Give, as a bare number, the count of lines that contain the word "JSON".

--- start of Records ---

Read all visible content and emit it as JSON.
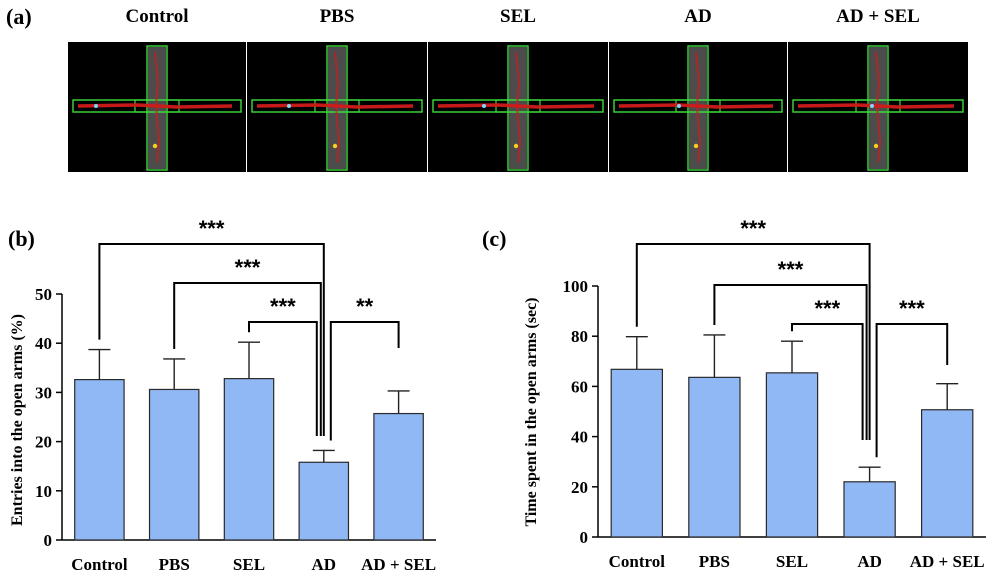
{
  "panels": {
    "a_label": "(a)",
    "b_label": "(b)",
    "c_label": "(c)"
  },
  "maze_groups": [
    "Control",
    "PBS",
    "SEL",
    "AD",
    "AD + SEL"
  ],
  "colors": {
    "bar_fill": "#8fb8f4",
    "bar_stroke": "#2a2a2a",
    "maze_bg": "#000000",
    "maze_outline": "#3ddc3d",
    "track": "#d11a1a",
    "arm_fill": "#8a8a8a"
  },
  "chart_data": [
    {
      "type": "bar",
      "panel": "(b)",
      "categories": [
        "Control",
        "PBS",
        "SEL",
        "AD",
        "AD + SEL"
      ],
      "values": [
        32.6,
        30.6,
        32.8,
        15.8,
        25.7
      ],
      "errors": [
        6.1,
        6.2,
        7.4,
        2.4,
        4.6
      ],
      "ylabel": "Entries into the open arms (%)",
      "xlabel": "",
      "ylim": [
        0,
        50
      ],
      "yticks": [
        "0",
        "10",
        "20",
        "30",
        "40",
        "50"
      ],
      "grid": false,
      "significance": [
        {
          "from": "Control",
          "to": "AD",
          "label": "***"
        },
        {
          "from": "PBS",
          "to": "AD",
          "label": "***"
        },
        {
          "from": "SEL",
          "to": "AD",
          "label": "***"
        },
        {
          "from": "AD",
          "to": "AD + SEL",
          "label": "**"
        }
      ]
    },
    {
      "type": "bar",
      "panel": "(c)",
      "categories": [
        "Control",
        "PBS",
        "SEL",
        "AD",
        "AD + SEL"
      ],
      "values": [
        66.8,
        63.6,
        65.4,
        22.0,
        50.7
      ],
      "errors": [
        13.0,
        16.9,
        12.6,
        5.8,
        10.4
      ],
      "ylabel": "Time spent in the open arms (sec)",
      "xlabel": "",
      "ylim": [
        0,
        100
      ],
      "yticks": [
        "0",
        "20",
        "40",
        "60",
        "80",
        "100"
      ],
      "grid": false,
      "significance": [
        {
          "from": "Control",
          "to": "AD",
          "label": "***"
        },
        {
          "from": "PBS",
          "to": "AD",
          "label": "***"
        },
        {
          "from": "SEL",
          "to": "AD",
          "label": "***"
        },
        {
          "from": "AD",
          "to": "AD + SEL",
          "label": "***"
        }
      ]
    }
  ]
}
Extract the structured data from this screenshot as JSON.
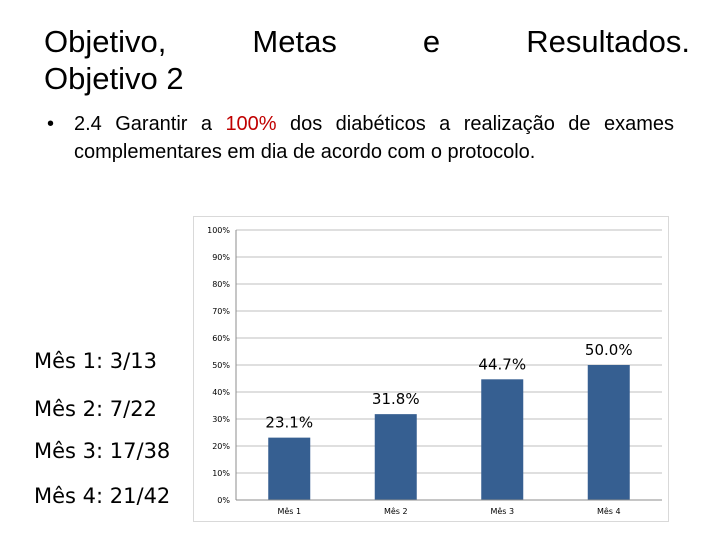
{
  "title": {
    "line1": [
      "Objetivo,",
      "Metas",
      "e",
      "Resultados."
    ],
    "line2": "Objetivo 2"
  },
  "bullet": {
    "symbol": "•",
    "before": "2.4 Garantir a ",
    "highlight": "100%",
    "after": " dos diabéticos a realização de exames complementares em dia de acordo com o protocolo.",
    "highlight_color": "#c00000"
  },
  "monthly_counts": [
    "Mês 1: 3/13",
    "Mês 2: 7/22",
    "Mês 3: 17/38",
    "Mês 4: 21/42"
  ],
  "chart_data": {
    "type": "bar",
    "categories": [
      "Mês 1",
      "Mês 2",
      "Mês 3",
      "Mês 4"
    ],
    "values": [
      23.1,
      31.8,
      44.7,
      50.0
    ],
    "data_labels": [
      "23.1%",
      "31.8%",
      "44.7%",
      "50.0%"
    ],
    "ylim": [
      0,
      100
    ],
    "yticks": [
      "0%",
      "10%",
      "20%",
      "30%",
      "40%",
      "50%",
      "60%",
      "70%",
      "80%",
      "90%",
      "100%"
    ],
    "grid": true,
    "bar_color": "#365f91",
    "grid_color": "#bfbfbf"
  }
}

--- end of Records ---

*Task response*.
2